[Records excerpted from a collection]
==========
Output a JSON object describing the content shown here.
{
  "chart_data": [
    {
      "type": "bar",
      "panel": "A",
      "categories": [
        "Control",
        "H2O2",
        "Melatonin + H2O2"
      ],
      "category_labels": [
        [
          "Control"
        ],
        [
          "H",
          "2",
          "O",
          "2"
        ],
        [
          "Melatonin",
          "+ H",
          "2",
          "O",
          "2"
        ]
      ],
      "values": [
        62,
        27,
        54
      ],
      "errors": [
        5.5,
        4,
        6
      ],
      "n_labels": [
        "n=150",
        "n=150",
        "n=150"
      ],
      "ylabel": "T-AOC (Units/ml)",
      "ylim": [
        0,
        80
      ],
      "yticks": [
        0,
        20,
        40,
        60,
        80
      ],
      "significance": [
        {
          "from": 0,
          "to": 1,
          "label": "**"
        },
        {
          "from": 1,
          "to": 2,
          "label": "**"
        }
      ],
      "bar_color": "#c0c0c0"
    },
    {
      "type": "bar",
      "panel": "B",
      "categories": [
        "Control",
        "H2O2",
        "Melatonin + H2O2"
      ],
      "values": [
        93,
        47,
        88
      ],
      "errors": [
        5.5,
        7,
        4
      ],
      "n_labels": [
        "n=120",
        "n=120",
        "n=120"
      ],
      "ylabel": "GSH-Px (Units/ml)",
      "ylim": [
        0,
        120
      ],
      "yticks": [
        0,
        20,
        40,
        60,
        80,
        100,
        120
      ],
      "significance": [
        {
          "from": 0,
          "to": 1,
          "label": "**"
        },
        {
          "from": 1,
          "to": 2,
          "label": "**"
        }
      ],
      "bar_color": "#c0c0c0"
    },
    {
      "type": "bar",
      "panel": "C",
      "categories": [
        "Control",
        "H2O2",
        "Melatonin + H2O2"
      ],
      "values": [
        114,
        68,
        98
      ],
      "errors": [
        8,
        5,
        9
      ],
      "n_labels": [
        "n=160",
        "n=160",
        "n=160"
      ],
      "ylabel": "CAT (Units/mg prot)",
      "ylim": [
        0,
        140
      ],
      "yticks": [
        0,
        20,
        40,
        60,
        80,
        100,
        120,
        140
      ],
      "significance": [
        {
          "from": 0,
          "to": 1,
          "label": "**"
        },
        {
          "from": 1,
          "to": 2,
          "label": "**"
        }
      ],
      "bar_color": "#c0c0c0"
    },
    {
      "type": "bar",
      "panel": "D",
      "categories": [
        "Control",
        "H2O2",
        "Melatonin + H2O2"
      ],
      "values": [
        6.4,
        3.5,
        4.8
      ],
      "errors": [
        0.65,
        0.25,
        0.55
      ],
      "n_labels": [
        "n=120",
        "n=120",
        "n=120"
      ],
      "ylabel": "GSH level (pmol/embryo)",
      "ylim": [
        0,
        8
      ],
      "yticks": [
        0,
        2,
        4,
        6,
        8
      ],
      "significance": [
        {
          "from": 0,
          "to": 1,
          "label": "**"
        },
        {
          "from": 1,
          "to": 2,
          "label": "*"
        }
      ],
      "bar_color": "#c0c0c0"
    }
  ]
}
==========
What you have to do ▸ Every line in the data above that contains "Units" needs to be copied.

Result of the task ▸
      "ylabel": "T-AOC (Units/ml)",
      "ylabel": "GSH-Px (Units/ml)",
      "ylabel": "CAT (Units/mg prot)",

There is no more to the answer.